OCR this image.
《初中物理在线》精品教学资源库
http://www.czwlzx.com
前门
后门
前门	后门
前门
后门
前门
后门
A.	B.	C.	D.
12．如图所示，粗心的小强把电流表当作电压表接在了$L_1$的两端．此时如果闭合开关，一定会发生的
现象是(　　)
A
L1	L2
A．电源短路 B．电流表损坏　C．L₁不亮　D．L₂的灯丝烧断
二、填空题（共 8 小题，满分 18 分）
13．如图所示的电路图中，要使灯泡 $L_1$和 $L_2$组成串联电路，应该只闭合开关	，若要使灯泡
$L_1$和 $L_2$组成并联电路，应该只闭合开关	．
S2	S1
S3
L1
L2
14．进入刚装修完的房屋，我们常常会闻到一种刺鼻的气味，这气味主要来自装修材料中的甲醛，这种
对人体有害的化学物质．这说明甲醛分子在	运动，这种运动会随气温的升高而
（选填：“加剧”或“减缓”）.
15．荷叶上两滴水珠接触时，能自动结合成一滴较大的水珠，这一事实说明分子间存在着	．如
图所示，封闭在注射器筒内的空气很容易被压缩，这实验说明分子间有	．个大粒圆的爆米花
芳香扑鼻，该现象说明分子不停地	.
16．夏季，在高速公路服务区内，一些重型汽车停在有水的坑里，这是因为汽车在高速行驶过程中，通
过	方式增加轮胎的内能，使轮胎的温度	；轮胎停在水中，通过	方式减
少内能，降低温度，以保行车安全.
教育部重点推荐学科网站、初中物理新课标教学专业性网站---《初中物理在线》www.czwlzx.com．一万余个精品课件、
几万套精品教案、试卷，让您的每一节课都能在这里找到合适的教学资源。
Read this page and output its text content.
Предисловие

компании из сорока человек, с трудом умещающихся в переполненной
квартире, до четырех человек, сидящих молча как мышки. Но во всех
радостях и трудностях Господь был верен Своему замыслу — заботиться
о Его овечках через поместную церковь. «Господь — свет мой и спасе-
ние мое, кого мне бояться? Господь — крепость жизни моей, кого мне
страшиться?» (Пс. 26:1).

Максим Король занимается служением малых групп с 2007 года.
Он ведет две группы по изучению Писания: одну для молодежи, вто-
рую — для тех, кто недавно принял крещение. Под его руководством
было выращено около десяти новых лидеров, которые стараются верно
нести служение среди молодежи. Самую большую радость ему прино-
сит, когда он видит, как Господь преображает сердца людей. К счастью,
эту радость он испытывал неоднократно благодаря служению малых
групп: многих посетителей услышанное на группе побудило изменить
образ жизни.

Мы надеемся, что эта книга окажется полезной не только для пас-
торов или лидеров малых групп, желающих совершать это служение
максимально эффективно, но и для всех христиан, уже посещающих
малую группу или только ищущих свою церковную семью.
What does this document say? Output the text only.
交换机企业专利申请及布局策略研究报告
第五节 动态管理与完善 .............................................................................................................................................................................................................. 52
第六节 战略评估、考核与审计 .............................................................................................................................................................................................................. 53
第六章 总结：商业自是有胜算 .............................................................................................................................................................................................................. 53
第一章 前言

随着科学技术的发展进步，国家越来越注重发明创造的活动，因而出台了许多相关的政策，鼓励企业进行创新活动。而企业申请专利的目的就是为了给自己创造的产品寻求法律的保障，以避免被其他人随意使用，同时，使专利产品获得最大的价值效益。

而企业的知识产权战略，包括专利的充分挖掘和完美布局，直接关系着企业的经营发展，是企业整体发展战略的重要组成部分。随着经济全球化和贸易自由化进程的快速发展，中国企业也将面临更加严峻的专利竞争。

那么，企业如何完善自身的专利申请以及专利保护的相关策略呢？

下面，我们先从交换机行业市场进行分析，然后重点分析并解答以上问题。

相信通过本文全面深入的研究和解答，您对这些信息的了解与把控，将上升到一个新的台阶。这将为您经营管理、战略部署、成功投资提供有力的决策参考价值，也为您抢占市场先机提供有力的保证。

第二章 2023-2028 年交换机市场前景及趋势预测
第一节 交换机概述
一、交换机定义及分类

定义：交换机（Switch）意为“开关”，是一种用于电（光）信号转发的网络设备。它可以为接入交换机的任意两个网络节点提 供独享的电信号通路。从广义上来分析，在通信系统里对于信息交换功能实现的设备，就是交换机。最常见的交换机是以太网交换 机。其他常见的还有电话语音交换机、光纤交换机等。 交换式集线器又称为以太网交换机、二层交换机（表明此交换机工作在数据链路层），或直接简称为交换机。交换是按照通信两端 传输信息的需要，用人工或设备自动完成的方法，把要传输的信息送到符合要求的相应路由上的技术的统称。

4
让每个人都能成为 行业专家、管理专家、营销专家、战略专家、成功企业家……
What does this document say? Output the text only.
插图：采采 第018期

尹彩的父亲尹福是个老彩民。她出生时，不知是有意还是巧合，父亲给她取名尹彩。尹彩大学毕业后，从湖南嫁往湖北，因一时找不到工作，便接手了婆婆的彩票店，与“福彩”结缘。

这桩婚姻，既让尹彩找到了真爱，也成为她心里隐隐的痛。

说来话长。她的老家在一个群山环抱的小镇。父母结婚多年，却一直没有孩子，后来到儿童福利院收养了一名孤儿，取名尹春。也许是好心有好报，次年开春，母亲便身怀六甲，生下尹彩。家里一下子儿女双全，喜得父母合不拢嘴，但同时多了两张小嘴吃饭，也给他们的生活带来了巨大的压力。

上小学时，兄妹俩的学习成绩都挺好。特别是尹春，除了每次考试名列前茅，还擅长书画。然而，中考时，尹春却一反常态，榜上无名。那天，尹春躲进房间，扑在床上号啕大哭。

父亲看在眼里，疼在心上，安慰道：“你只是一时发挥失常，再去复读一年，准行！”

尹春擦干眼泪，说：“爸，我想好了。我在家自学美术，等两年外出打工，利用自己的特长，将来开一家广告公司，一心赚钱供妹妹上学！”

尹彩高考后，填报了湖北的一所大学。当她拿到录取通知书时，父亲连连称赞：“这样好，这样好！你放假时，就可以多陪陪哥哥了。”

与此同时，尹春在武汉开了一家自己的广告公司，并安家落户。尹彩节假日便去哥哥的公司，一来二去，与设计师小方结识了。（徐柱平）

- **Aim**
All of the material must be reproduced exactly.

- **Full output**
OCR this image.
《初中物理在线》精品教学资源库
http://www.czwlzx.com
前门
后门
前门	后门
前门
后门
前门
后门
A.	B.	C.	D.
12．如图所示，粗心的小强把电流表当作电压表接在了$L_1$的两端．此时如果闭合开关，一定会发生的
现象是(　　)
A
L1	L2
A．电源短路 B．电流表损坏　C．L₁不亮　D．L₂的灯丝烧断
二、填空题（共 8 小题，满分 18 分）
13．如图所示的电路图中，要使灯泡 $L_1$和 $L_2$组成串联电路，应该只闭合开关	，若要使灯泡
$L_1$和 $L_2$组成并联电路，应该只闭合开关	．
S2	S1
S3
L1
L2
14．进入刚装修完的房屋，我们常常会闻到一种刺鼻的气味，这气味主要来自装修材料中的甲醛，这种
对人体有害的化学物质．这说明甲醛分子在	运动，这种运动会随气温的升高而
（选填：“加剧”或“减缓”）.
15．荷叶上两滴水珠接触时，能自动结合成一滴较大的水珠，这一事实说明分子间存在着	．如
图所示，封闭在注射器筒内的空气很容易被压缩，这实验说明分子间有	．个大粒圆的爆米花
芳香扑鼻，该现象说明分子不停地	.
16．夏季，在高速公路服务区内，一些重型汽车停在有水的坑里，这是因为汽车在高速行驶过程中，通
过	方式增加轮胎的内能，使轮胎的温度	；轮胎停在水中，通过	方式减
少内能，降低温度，以保行车安全.
教育部重点推荐学科网站、初中物理新课标教学专业性网站---《初中物理在线》www.czwlzx.com．一万余个精品课件、
几万套精品教案、试卷，让您的每一节课都能在这里找到合适的教学资源。
Read this page and output its text content.
Предисловие

компании из сорока человек, с трудом умещающихся в переполненной
квартире, до четырех человек, сидящих молча как мышки. Но во всех
радостях и трудностях Господь был верен Своему замыслу — заботиться
о Его овечках через поместную церковь. «Господь — свет мой и спасе-
ние мое, кого мне бояться? Господь — крепость жизни моей, кого мне
страшиться?» (Пс. 26:1).

Максим Король занимается служением малых групп с 2007 года.
Он ведет две группы по изучению Писания: одну для молодежи, вто-
рую — для тех, кто недавно принял крещение. Под его руководством
было выращено около десяти новых лидеров, которые стараются верно
нести служение среди молодежи. Самую большую радость ему прино-
сит, когда он видит, как Господь преображает сердца людей. К счастью,
эту радость он испытывал неоднократно благодаря служению малых
групп: многих посетителей услышанное на группе побудило изменить
образ жизни.

Мы надеемся, что эта книга окажется полезной не только для пас-
торов или лидеров малых групп, желающих совершать это служение
максимально эффективно, но и для всех христиан, уже посещающих
малую группу или только ищущих свою церковную семью.
What does this document say? Output the text only.
交换机企业专利申请及布局策略研究报告
第五节 动态管理与完善 .............................................................................................................................................................................................................. 52
第六节 战略评估、考核与审计 .............................................................................................................................................................................................................. 53
第六章 总结：商业自是有胜算 .............................................................................................................................................................................................................. 53
第一章 前言

随着科学技术的发展进步，国家越来越注重发明创造的活动，因而出台了许多相关的政策，鼓励企业进行创新活动。而企业申请专利的目的就是为了给自己创造的产品寻求法律的保障，以避免被其他人随意使用，同时，使专利产品获得最大的价值效益。

而企业的知识产权战略，包括专利的充分挖掘和完美布局，直接关系着企业的经营发展，是企业整体发展战略的重要组成部分。随着经济全球化和贸易自由化进程的快速发展，中国企业也将面临更加严峻的专利竞争。

那么，企业如何完善自身的专利申请以及专利保护的相关策略呢？

下面，我们先从交换机行业市场进行分析，然后重点分析并解答以上问题。

相信通过本文全面深入的研究和解答，您对这些信息的了解与把控，将上升到一个新的台阶。这将为您经营管理、战略部署、成功投资提供有力的决策参考价值，也为您抢占市场先机提供有力的保证。

第二章 2023-2028 年交换机市场前景及趋势预测
第一节 交换机概述
一、交换机定义及分类

定义：交换机（Switch）意为“开关”，是一种用于电（光）信号转发的网络设备。它可以为接入交换机的任意两个网络节点提 供独享的电信号通路。从广义上来分析，在通信系统里对于信息交换功能实现的设备，就是交换机。最常见的交换机是以太网交换 机。其他常见的还有电话语音交换机、光纤交换机等。 交换式集线器又称为以太网交换机、二层交换机（表明此交换机工作在数据链路层），或直接简称为交换机。交换是按照通信两端 传输信息的需要，用人工或设备自动完成的方法，把要传输的信息送到符合要求的相应路由上的技术的统称。

4
让每个人都能成为 行业专家、管理专家、营销专家、战略专家、成功企业家……
What does this document say? Output the text only.
插图：采采 第018期

尹彩的父亲尹福是个老彩民。她出生时，不知是有意还是巧合，父亲给她取名尹彩。尹彩大学毕业后，从湖南嫁往湖北，因一时找不到工作，便接手了婆婆的彩票店，与“福彩”结缘。

这桩婚姻，既让尹彩找到了真爱，也成为她心里隐隐的痛。

说来话长。她的老家在一个群山环抱的小镇。父母结婚多年，却一直没有孩子，后来到儿童福利院收养了一名孤儿，取名尹春。也许是好心有好报，次年开春，母亲便身怀六甲，生下尹彩。家里一下子儿女双全，喜得父母合不拢嘴，但同时多了两张小嘴吃饭，也给他们的生活带来了巨大的压力。

上小学时，兄妹俩的学习成绩都挺好。特别是尹春，除了每次考试名列前茅，还擅长书画。然而，中考时，尹春却一反常态，榜上无名。那天，尹春躲进房间，扑在床上号啕大哭。

父亲看在眼里，疼在心上，安慰道：“你只是一时发挥失常，再去复读一年，准行！”

尹春擦干眼泪，说：“爸，我想好了。我在家自学美术，等两年外出打工，利用自己的特长，将来开一家广告公司，一心赚钱供妹妹上学！”

尹彩高考后，填报了湖北的一所大学。当她拿到录取通知书时，父亲连连称赞：“这样好，这样好！你放假时，就可以多陪陪哥哥了。”

与此同时，尹春在武汉开了一家自己的广告公司，并安家落户。尹彩节假日便去哥哥的公司，一来二去，与设计师小方结识了。（徐柱平）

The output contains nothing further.